#### Prompt:
Every line below should be copied exactly; drop the pictures.

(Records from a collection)
====

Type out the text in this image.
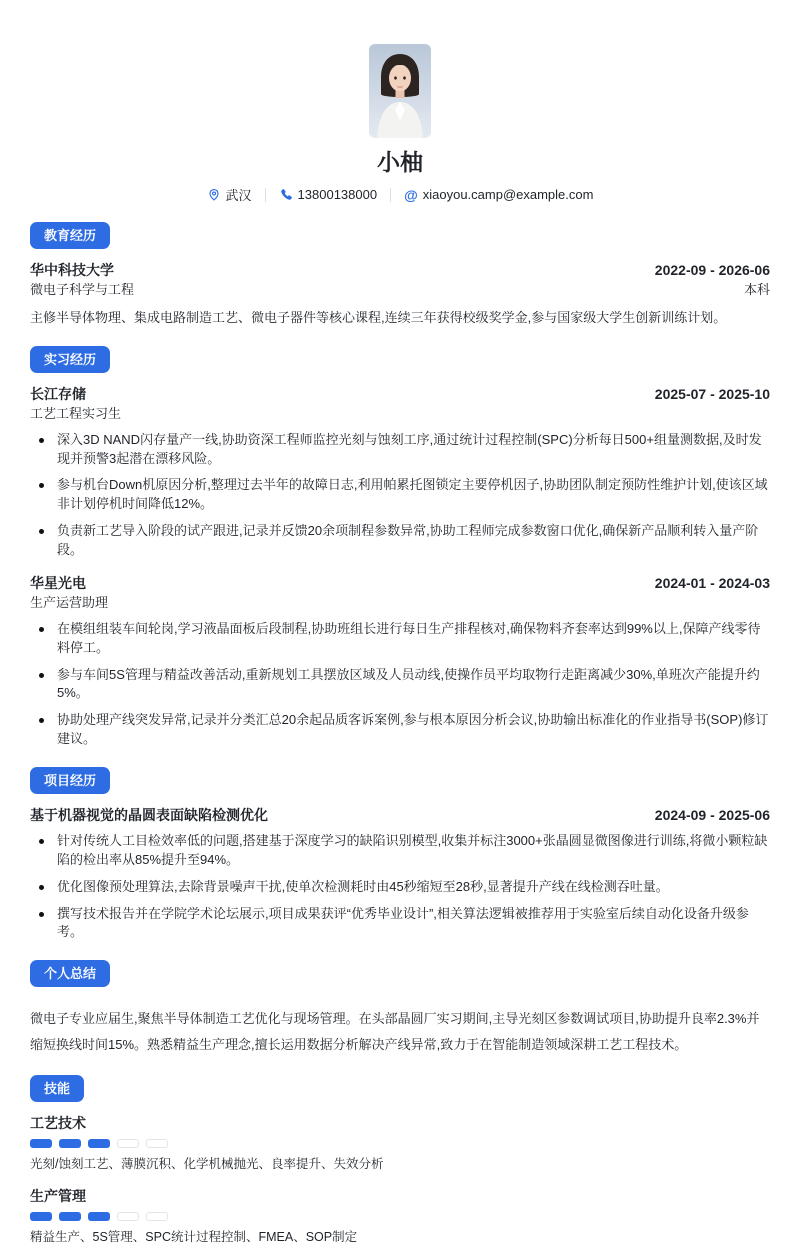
小柚
武汉	13800138000 @ xiaoyou.camp@example.com
教育经历
华中科技大学	2022-09 - 2026-06
微电子科学与工程	本科

主修半导体物理、集成电路制造工艺、微电子器件等核心课程,连续三年获得校级奖学金,参与国家级大学生创新训练计划。

实习经历
长江存储	2025-07 - 2025-10
工艺工程实习生
深入3D NAND闪存量产一线,协助资深工程师监控光刻与蚀刻工序,通过统计过程控制(SPC)分析每日500+组量测数据,及时发现并预警3起潜在漂移风险。
参与机台Down机原因分析,整理过去半年的故障日志,利用帕累托图锁定主要停机因子,协助团队制定预防性维护计划,使该区域非计划停机时间降低12%。
负责新工艺导入阶段的试产跟进,记录并反馈20余项制程参数异常,协助工程师完成参数窗口优化,确保新产品顺利转入量产阶段。
华星光电	2024-01 - 2024-03
生产运营助理
在模组组装车间轮岗,学习液晶面板后段制程,协助班组长进行每日生产排程核对,确保物料齐套率达到99%以上,保障产线零待料停工。
参与车间5S管理与精益改善活动,重新规划工具摆放区域及人员动线,使操作员平均取物行走距离减少30%,单班次产能提升约5%。
协助处理产线突发异常,记录并分类汇总20余起品质客诉案例,参与根本原因分析会议,协助输出标准化的作业指导书(SOP)修订建议。
项目经历
基于机器视觉的晶圆表面缺陷检测优化	2024-09 - 2025-06
针对传统人工目检效率低的问题,搭建基于深度学习的缺陷识别模型,收集并标注3000+张晶圆显微图像进行训练,将微小颗粒缺陷的检出率从85%提升至94%。
优化图像预处理算法,去除背景噪声干扰,使单次检测耗时由45秒缩短至28秒,显著提升产线在线检测吞吐量。
撰写技术报告并在学院学术论坛展示,项目成果获评“优秀毕业设计”,相关算法逻辑被推荐用于实验室后续自动化设备升级参考。
个人总结

微电子专业应届生,聚焦半导体制造工艺优化与现场管理。在头部晶圆厂实习期间,主导光刻区参数调试项目,协助提升良率2.3%并缩短换线时间15%。熟悉精益生产理念,擅长运用数据分析解决产线异常,致力于在智能制造领域深耕工艺工程技术。

技能
工艺技术

光刻/蚀刻工艺、薄膜沉积、化学机械抛光、良率提升、失效分析

生产管理

精益生产、5S管理、SPC统计过程控制、FMEA、SOP制定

====

#### Written reply:
Type out the text in this image.
小柚
武汉	13800138000 @ xiaoyou.camp@example.com
教育经历
华中科技大学	2022-09 - 2026-06
微电子科学与工程	本科

主修半导体物理、集成电路制造工艺、微电子器件等核心课程,连续三年获得校级奖学金,参与国家级大学生创新训练计划。

实习经历
长江存储	2025-07 - 2025-10
工艺工程实习生
深入3D NAND闪存量产一线,协助资深工程师监控光刻与蚀刻工序,通过统计过程控制(SPC)分析每日500+组量测数据,及时发现并预警3起潜在漂移风险。
参与机台Down机原因分析,整理过去半年的故障日志,利用帕累托图锁定主要停机因子,协助团队制定预防性维护计划,使该区域非计划停机时间降低12%。
负责新工艺导入阶段的试产跟进,记录并反馈20余项制程参数异常,协助工程师完成参数窗口优化,确保新产品顺利转入量产阶段。
华星光电	2024-01 - 2024-03
生产运营助理
在模组组装车间轮岗,学习液晶面板后段制程,协助班组长进行每日生产排程核对,确保物料齐套率达到99%以上,保障产线零待料停工。
参与车间5S管理与精益改善活动,重新规划工具摆放区域及人员动线,使操作员平均取物行走距离减少30%,单班次产能提升约5%。
协助处理产线突发异常,记录并分类汇总20余起品质客诉案例,参与根本原因分析会议,协助输出标准化的作业指导书(SOP)修订建议。
项目经历
基于机器视觉的晶圆表面缺陷检测优化	2024-09 - 2025-06
针对传统人工目检效率低的问题,搭建基于深度学习的缺陷识别模型,收集并标注3000+张晶圆显微图像进行训练,将微小颗粒缺陷的检出率从85%提升至94%。
优化图像预处理算法,去除背景噪声干扰,使单次检测耗时由45秒缩短至28秒,显著提升产线在线检测吞吐量。
撰写技术报告并在学院学术论坛展示,项目成果获评“优秀毕业设计”,相关算法逻辑被推荐用于实验室后续自动化设备升级参考。
个人总结

微电子专业应届生,聚焦半导体制造工艺优化与现场管理。在头部晶圆厂实习期间,主导光刻区参数调试项目,协助提升良率2.3%并缩短换线时间15%。熟悉精益生产理念,擅长运用数据分析解决产线异常,致力于在智能制造领域深耕工艺工程技术。

技能
工艺技术

光刻/蚀刻工艺、薄膜沉积、化学机械抛光、良率提升、失效分析

生产管理

精益生产、5S管理、SPC统计过程控制、FMEA、SOP制定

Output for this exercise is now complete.